### What to do
Your task is to filter the data below down to the lines holding "jest".

### Given data
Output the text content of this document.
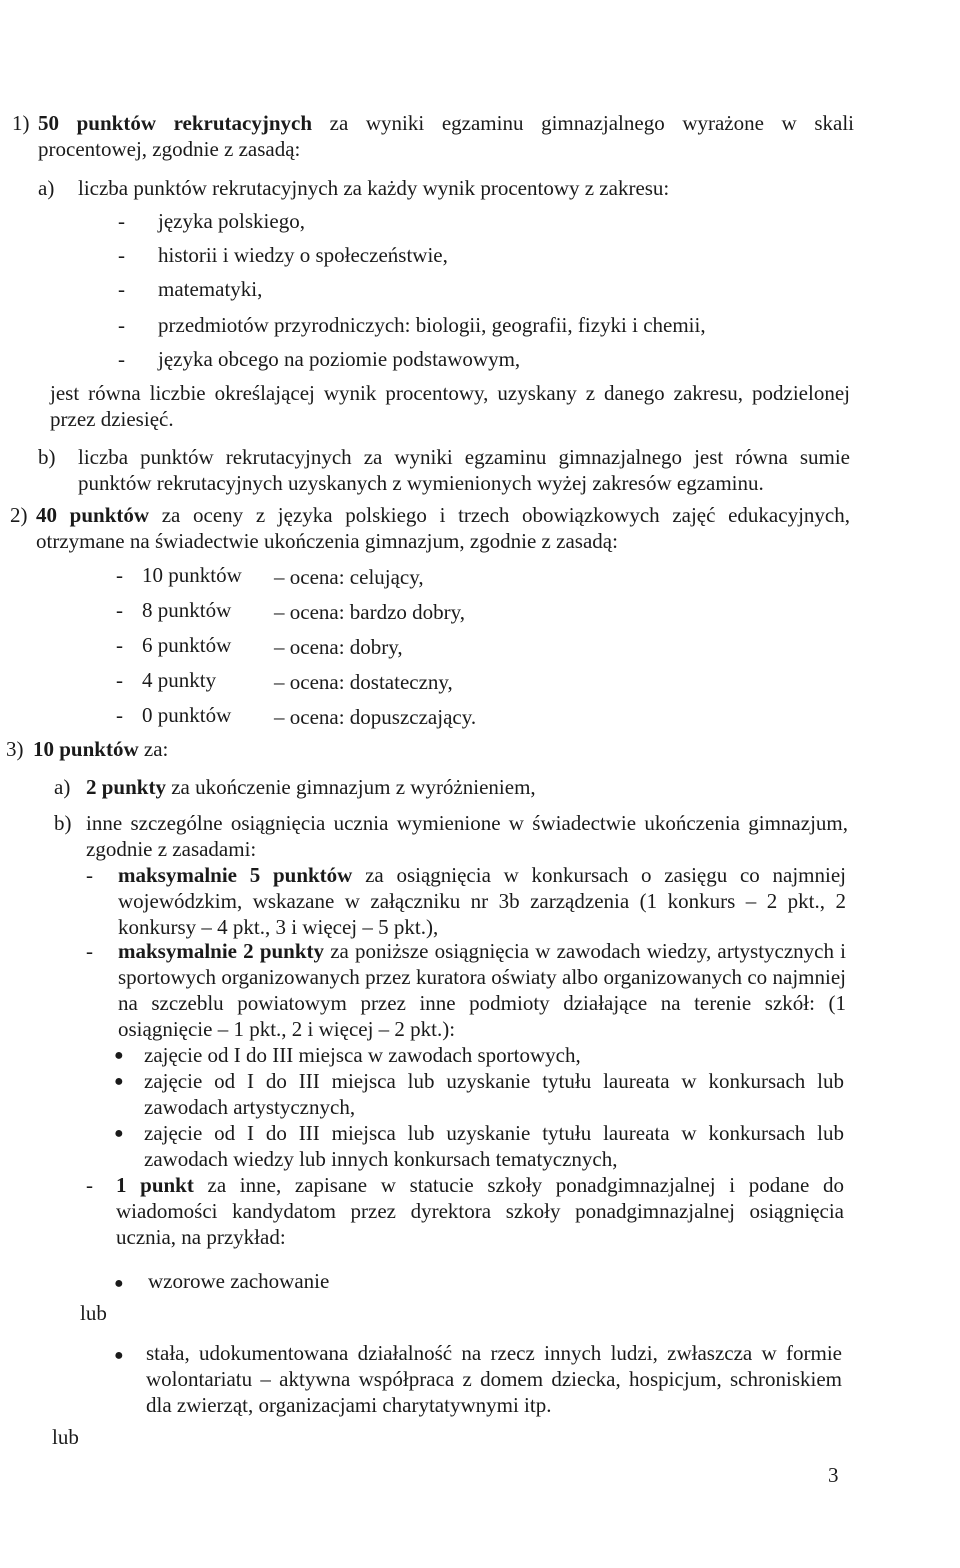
1) 50 punktów rekrutacyjnych za wyniki egzaminu gimnazjalnego wyrażone w skali procentowej, zgodnie z zasadą:
a) liczba punktów rekrutacyjnych za każdy wynik procentowy z zakresu:
- języka polskiego,
- historii i wiedzy o społeczeństwie,
- matematyki,
- przedmiotów przyrodniczych: biologii, geografii, fizyki i chemii,
- języka obcego na poziomie podstawowym,
jest równa liczbie określającej wynik procentowy, uzyskany z danego zakresu, podzielonej przez dziesięć.
b) liczba punktów rekrutacyjnych za wyniki egzaminu gimnazjalnego jest równa sumie punktów rekrutacyjnych uzyskanych z wymienionych wyżej zakresów egzaminu.
2) 40 punktów za oceny z języka polskiego i trzech obowiązkowych zajęć edukacyjnych, otrzymane na świadectwie ukończenia gimnazjum, zgodnie z zasadą:
- 10 punktów – ocena: celujący,
- 8 punktów – ocena: bardzo dobry,
- 6 punktów – ocena: dobry,
- 4 punkty	– ocena: dostateczny,
- 0 punktów – ocena: dopuszczający.
3) 10 punktów za:
a) 2 punkty za ukończenie gimnazjum z wyróżnieniem,
b) inne szczególne osiągnięcia ucznia wymienione w świadectwie ukończenia gimnazjum, zgodnie z zasadami:
- maksymalnie 5 punktów za osiągnięcia w konkursach o zasięgu co najmniej wojewódzkim, wskazane w załączniku nr 3b zarządzenia (1 konkurs – 2 pkt., 2 konkursy – 4 pkt., 3 i więcej – 5 pkt.),
- maksymalnie 2 punkty za poniższe osiągnięcia w zawodach wiedzy, artystycznych i sportowych organizowanych przez kuratora oświaty albo organizowanych co najmniej na szczeblu powiatowym przez inne podmioty działające na terenie szkół: (1 osiągnięcie – 1 pkt., 2 i więcej – 2 pkt.):
● zajęcie od I do III miejsca w zawodach sportowych,
● zajęcie od I do III miejsca lub uzyskanie tytułu laureata w konkursach lub zawodach artystycznych,
● zajęcie od I do III miejsca lub uzyskanie tytułu laureata w konkursach lub zawodach wiedzy lub innych konkursach tematycznych,
- 1 punkt za inne, zapisane w statucie szkoły ponadgimnazjalnej i podane do wiadomości kandydatom przez dyrektora szkoły ponadgimnazjalnej osiągnięcia ucznia, na przykład:
● wzorowe zachowanie
lub
● stała, udokumentowana działalność na rzecz innych ludzi, zwłaszcza w formie wolontariatu – aktywna współpraca z domem dziecka, hospicjum, schroniskiem dla zwierząt, organizacjami charytatywnymi itp.
lub
3
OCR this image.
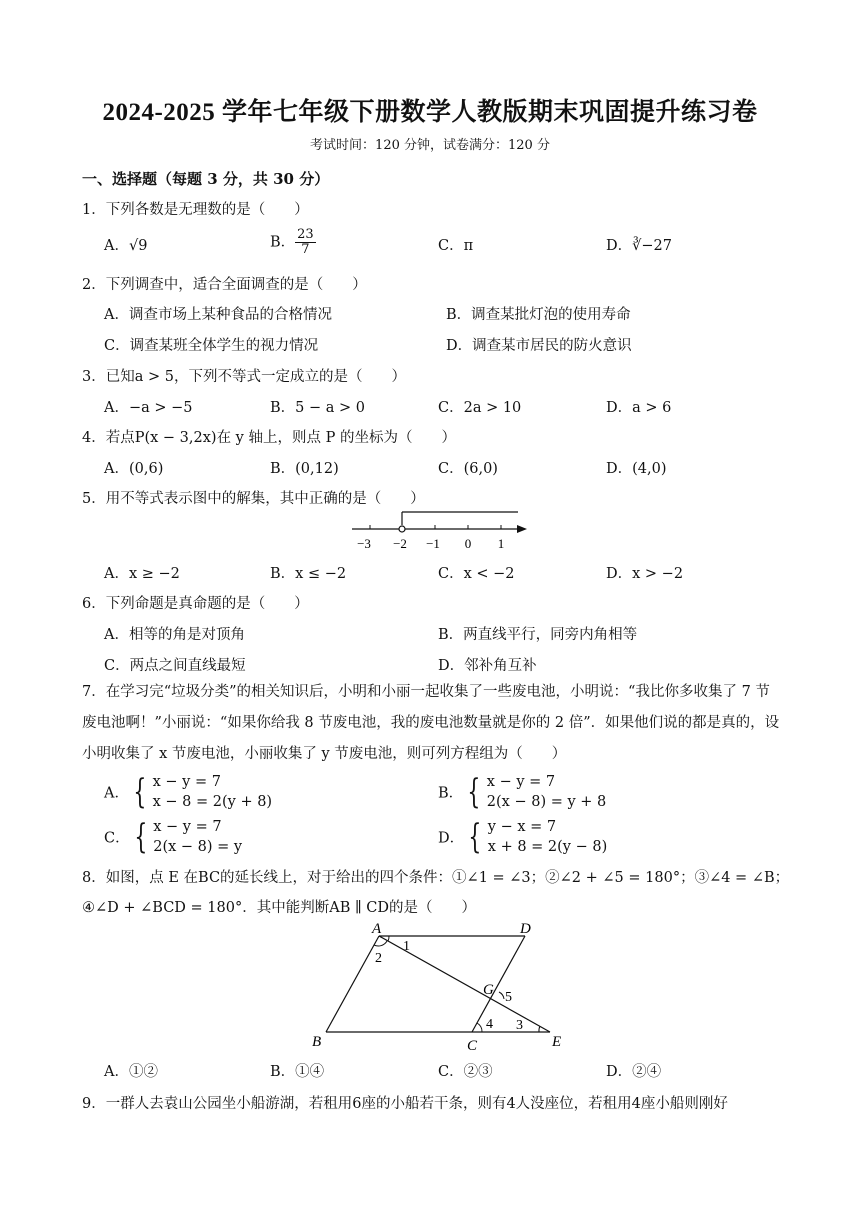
2024-2025 学年七年级下册数学人教版期末巩固提升练习卷
考试时间：120 分钟，试卷满分：120 分
一、选择题（每题 3 分，共 30 分）
1．下列各数是无理数的是（　　）
A．√9	B． $\frac{23}{7}$	C．π	D．∛−27
2．下列调查中，适合全面调查的是（　　）
A．调查市场上某种食品的合格情况	B．调查某批灯泡的使用寿命
C．调查某班全体学生的视力情况	D．调查某市居民的防火意识
3．已知a > 5，下列不等式一定成立的是（　　）
A．−a > −5	B．5 − a > 0	C．2a > 10	D．a > 6
4．若点P(x − 3,2x)在 y 轴上，则点 P 的坐标为（　　）
A．(0,6)	B．(0,12)	C．(6,0)	D．(4,0)
5．用不等式表示图中的解集，其中正确的是（　　）
−3 −2 −1 0 1
A．x ≥ −2	B．x ≤ −2	C．x < −2	D．x > −2
6．下列命题是真命题的是（　　）
A．相等的角是对顶角	B．两直线平行，同旁内角相等
C．两点之间直线最短	D．邻补角互补
7．在学习完“垃圾分类”的相关知识后，小明和小丽一起收集了一些废电池，小明说：“我比你多收集了 7 节废电池啊！”小丽说：“如果你给我 8 节废电池，我的废电池数量就是你的 2 倍”．如果他们说的都是真的，设小明收集了 x 节废电池，小丽收集了 y 节废电池，则可列方程组为（　　）
A． { x − y = 7
x − 8 = 2(y + 8)
B． { x − y = 7
2(x − 8) = y + 8
C． { x − y = 7
2(x − 8) = y
D． { y − x = 7
x + 8 = 2(y − 8)
8．如图，点 E 在BC的延长线上，对于给出的四个条件：①∠1 = ∠3；②∠2 + ∠5 = 180°；③∠4 = ∠B；
④∠D + ∠BCD = 180°．其中能判断AB ∥ CD的是（　　）
A	D
B	C	E
G
1
2
3
4
5
A．①②	B．①④	C．②③	D．②④
9．一群人去袁山公园坐小船游湖，若租用6座的小船若干条，则有4人没座位，若租用4座小船则刚好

### The completed task
jest równa liczbie określającej wynik procentowy, uzyskany z danego zakresu, podzielonej przez dziesięć.
b) liczba punktów rekrutacyjnych za wyniki egzaminu gimnazjalnego jest równa sumie punktów rekrutacyjnych uzyskanych z wymienionych wyżej zakresów egzaminu.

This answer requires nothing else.